- What is expected -
Repeat the whole listing below, word for word.

--- start of Data rows ---

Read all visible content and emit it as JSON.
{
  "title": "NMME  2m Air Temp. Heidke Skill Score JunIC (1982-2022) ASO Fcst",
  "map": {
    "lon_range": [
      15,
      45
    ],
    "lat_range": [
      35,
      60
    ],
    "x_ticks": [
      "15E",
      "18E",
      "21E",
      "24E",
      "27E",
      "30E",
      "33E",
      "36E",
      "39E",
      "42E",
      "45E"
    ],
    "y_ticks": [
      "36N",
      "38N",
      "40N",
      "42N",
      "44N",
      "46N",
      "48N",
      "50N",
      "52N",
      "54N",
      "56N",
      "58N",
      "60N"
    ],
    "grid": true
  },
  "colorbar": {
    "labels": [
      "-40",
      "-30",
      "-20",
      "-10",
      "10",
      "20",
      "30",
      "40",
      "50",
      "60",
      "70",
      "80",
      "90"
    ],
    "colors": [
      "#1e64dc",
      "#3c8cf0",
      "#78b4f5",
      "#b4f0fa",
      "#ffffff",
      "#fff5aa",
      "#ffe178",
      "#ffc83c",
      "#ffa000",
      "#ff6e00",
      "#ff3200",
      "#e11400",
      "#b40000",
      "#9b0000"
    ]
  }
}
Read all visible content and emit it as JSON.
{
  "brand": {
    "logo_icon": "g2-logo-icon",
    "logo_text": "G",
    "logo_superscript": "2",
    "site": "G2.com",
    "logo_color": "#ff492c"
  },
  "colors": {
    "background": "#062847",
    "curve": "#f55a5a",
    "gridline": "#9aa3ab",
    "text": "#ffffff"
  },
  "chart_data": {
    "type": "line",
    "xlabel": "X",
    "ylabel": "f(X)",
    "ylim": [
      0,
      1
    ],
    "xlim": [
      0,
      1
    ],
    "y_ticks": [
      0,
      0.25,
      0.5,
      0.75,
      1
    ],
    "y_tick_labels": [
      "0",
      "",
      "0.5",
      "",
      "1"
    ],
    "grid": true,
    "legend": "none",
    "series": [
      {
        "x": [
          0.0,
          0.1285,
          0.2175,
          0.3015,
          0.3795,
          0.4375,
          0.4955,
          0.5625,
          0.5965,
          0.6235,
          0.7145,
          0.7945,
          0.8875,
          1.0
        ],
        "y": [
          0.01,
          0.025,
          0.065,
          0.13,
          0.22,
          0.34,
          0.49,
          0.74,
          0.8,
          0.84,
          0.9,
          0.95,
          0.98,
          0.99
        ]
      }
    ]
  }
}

--- end of Data rows ---

- Reply to the exercise -
Read all visible content and emit it as JSON.
{
  "title": "NMME  2m Air Temp. Heidke Skill Score JunIC (1982-2022) ASO Fcst",
  "map": {
    "lon_range": [
      15,
      45
    ],
    "lat_range": [
      35,
      60
    ],
    "x_ticks": [
      "15E",
      "18E",
      "21E",
      "24E",
      "27E",
      "30E",
      "33E",
      "36E",
      "39E",
      "42E",
      "45E"
    ],
    "y_ticks": [
      "36N",
      "38N",
      "40N",
      "42N",
      "44N",
      "46N",
      "48N",
      "50N",
      "52N",
      "54N",
      "56N",
      "58N",
      "60N"
    ],
    "grid": true
  },
  "colorbar": {
    "labels": [
      "-40",
      "-30",
      "-20",
      "-10",
      "10",
      "20",
      "30",
      "40",
      "50",
      "60",
      "70",
      "80",
      "90"
    ],
    "colors": [
      "#1e64dc",
      "#3c8cf0",
      "#78b4f5",
      "#b4f0fa",
      "#ffffff",
      "#fff5aa",
      "#ffe178",
      "#ffc83c",
      "#ffa000",
      "#ff6e00",
      "#ff3200",
      "#e11400",
      "#b40000",
      "#9b0000"
    ]
  }
}
Read all visible content and emit it as JSON.
{
  "brand": {
    "logo_icon": "g2-logo-icon",
    "logo_text": "G",
    "logo_superscript": "2",
    "site": "G2.com",
    "logo_color": "#ff492c"
  },
  "colors": {
    "background": "#062847",
    "curve": "#f55a5a",
    "gridline": "#9aa3ab",
    "text": "#ffffff"
  },
  "chart_data": {
    "type": "line",
    "xlabel": "X",
    "ylabel": "f(X)",
    "ylim": [
      0,
      1
    ],
    "xlim": [
      0,
      1
    ],
    "y_ticks": [
      0,
      0.25,
      0.5,
      0.75,
      1
    ],
    "y_tick_labels": [
      "0",
      "",
      "0.5",
      "",
      "1"
    ],
    "grid": true,
    "legend": "none",
    "series": [
      {
        "x": [
          0.0,
          0.1285,
          0.2175,
          0.3015,
          0.3795,
          0.4375,
          0.4955,
          0.5625,
          0.5965,
          0.6235,
          0.7145,
          0.7945,
          0.8875,
          1.0
        ],
        "y": [
          0.01,
          0.025,
          0.065,
          0.13,
          0.22,
          0.34,
          0.49,
          0.74,
          0.8,
          0.84,
          0.9,
          0.95,
          0.98,
          0.99
        ]
      }
    ]
  }
}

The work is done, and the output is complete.